Find the string "frac" in the records. Copy every line it appears in.
____
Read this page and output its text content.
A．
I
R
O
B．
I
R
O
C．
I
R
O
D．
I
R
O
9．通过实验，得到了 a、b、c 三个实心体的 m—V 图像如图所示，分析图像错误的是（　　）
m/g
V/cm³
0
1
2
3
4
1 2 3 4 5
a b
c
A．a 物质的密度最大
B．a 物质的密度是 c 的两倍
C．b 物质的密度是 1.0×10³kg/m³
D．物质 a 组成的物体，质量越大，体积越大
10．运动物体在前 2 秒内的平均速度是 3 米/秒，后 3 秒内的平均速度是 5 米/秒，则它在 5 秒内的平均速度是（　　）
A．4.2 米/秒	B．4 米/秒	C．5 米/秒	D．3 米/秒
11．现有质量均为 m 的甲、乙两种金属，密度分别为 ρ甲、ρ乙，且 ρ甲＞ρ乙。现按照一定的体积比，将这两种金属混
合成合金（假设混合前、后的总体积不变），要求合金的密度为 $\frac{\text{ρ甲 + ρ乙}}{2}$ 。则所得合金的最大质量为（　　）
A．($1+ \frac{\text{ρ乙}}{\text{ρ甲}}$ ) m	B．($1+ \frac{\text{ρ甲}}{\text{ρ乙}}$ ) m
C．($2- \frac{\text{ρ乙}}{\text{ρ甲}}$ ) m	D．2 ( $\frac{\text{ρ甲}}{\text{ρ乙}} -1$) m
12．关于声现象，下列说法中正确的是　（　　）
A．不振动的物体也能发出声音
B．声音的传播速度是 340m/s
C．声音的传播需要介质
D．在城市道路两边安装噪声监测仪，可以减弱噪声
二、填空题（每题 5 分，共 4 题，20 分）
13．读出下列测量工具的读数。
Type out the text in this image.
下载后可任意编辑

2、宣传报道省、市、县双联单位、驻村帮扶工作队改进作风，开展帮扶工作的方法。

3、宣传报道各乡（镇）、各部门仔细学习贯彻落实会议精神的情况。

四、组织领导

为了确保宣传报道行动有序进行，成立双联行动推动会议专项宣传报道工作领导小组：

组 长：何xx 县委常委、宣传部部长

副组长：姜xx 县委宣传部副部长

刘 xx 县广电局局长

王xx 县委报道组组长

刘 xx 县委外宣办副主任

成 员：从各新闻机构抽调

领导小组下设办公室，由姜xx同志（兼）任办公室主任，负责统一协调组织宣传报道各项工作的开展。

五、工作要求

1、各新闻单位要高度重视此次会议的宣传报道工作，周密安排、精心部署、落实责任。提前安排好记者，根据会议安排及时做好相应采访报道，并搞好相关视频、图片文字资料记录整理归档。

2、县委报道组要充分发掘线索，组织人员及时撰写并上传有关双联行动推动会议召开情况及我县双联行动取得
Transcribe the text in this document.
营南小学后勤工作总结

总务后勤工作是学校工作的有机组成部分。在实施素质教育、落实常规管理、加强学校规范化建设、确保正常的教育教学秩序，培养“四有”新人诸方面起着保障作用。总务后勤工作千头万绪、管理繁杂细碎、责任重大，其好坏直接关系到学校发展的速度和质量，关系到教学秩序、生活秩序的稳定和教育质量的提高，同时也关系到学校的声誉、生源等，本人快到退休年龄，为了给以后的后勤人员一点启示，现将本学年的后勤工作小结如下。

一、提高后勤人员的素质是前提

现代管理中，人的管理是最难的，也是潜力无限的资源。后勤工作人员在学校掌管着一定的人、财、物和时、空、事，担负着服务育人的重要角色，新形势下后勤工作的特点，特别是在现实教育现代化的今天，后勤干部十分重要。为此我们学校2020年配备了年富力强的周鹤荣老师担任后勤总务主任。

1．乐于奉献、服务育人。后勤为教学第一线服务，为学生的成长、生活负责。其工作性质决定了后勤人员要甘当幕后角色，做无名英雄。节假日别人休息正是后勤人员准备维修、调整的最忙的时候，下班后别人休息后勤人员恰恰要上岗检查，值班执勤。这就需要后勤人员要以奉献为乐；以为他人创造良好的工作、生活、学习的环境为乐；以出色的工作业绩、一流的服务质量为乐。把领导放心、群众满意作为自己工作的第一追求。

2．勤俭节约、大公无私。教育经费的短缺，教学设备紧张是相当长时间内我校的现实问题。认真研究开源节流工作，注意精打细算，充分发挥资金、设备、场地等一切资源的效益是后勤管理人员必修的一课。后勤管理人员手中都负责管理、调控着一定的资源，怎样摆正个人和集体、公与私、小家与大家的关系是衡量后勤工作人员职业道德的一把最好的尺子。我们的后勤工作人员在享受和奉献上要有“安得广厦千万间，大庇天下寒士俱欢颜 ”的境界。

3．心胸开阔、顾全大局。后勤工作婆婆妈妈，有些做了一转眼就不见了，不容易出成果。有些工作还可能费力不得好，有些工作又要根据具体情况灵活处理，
____
◆ Output for this exercise:
合成合金（假设混合前、后的总体积不变），要求合金的密度为 $\frac{\text{ρ甲 + ρ乙}}{2}$ 。则所得合金的最大质量为（　　）
A．($1+ \frac{\text{ρ乙}}{\text{ρ甲}}$ ) m	B．($1+ \frac{\text{ρ甲}}{\text{ρ乙}}$ ) m
C．($2- \frac{\text{ρ乙}}{\text{ρ甲}}$ ) m	D．2 ( $\frac{\text{ρ甲}}{\text{ρ乙}} -1$) m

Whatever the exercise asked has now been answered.